WHAT IS EXPECTED — Gather all lines in the records below that include the word "text".

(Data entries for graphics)
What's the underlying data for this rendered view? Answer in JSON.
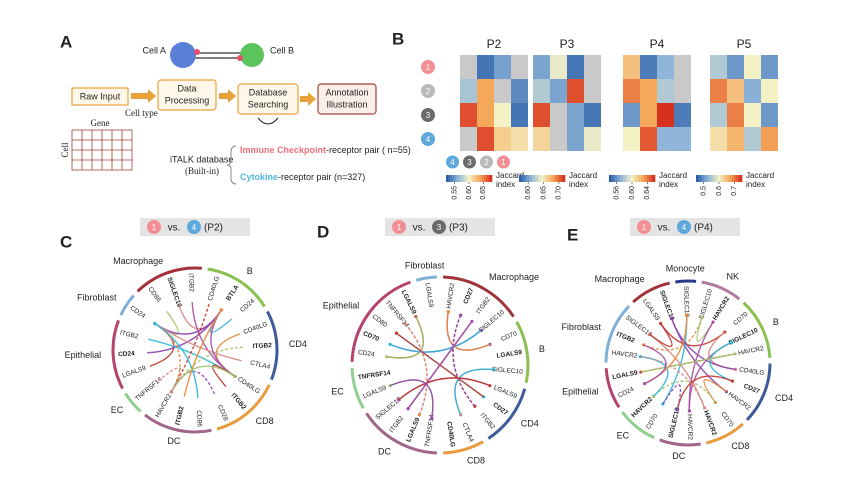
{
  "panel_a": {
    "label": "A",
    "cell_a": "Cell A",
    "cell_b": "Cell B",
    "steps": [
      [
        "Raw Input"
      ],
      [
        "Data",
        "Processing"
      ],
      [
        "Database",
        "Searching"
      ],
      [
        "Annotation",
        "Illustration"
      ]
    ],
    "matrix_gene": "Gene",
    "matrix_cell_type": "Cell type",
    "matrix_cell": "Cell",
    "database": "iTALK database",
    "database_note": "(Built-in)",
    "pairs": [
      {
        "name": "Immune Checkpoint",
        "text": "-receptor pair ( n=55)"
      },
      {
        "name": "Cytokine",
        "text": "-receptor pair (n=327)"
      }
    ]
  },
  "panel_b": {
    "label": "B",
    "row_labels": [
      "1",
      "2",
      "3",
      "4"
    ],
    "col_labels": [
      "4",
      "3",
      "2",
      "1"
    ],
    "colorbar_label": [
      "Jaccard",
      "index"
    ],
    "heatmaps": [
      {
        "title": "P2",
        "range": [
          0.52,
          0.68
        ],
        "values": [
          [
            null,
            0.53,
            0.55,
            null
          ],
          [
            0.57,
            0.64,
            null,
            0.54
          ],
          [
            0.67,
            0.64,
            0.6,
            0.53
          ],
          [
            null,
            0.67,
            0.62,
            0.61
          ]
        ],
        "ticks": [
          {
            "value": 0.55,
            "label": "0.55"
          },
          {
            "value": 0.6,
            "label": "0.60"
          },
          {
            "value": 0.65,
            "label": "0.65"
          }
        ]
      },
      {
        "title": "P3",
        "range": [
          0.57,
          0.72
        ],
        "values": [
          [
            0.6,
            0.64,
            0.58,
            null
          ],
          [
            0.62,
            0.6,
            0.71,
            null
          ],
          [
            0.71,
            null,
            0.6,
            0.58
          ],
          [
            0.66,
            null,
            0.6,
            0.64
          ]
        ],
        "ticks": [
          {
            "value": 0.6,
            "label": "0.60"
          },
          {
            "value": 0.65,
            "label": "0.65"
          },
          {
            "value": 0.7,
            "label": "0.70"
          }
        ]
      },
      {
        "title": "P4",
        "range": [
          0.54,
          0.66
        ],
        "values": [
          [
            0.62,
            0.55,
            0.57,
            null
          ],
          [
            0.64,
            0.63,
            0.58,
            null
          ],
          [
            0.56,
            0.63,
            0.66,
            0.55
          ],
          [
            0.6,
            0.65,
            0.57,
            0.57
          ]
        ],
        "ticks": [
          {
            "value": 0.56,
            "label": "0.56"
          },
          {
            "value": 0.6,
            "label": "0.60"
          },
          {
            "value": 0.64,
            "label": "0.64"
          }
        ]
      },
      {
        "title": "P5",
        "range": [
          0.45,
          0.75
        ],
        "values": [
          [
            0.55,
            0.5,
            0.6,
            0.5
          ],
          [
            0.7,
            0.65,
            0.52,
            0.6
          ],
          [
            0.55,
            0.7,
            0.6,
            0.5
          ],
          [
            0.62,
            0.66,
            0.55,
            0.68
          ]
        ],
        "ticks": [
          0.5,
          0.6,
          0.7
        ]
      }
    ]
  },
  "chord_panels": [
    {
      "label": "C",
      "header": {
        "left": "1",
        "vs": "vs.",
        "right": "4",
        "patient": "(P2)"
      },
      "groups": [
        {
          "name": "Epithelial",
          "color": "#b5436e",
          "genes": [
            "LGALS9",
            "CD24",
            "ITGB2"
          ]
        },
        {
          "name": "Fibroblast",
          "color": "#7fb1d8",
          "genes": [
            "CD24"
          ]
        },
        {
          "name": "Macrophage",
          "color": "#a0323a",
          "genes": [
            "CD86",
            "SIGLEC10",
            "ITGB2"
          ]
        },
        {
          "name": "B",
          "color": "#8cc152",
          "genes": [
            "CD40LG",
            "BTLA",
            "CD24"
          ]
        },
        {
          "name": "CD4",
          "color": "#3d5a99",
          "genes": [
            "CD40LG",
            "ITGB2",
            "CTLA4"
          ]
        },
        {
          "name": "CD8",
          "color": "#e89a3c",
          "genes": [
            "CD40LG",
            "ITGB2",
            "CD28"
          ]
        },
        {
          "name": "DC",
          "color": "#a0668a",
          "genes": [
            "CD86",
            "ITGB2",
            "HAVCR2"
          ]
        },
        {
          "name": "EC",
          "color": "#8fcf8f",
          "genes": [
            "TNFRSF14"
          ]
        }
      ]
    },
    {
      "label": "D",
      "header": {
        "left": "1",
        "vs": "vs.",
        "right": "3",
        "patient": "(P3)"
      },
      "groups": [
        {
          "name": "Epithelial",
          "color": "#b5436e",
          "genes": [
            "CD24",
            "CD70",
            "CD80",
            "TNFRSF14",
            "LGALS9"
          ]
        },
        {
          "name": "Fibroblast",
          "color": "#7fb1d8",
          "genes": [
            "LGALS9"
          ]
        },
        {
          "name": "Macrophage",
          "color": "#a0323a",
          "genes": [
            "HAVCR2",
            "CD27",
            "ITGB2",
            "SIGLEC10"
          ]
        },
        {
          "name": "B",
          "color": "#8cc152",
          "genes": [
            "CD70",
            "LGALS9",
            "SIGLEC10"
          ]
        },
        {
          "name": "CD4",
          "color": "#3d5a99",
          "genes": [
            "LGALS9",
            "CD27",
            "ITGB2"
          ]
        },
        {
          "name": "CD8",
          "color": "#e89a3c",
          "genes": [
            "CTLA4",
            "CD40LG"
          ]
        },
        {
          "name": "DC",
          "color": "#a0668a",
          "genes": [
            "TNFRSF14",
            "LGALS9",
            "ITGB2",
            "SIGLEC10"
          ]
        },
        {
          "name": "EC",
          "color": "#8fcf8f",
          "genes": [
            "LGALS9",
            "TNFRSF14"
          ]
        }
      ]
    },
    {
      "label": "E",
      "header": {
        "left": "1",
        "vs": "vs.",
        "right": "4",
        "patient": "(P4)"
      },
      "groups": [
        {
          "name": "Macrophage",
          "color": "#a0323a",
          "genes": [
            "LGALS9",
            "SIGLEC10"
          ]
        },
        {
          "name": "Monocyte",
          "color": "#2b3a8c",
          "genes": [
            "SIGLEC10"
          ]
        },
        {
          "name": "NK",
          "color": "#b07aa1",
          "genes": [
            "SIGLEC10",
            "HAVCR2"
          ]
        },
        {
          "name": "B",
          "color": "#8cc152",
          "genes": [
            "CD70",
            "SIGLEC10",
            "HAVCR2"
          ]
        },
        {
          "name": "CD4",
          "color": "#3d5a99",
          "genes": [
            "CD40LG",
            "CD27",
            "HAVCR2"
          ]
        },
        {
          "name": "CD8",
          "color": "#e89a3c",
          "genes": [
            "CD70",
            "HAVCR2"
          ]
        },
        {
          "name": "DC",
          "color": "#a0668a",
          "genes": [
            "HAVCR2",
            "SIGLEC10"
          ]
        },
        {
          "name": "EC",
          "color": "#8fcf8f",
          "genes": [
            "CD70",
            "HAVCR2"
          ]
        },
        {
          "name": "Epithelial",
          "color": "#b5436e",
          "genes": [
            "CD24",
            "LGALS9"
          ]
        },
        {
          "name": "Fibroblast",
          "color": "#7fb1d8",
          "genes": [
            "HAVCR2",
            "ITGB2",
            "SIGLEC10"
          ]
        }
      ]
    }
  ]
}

ANSWER TO THIS PROBLEM —
        "text": "-receptor pair ( n=55)"
        "text": "-receptor pair (n=327)"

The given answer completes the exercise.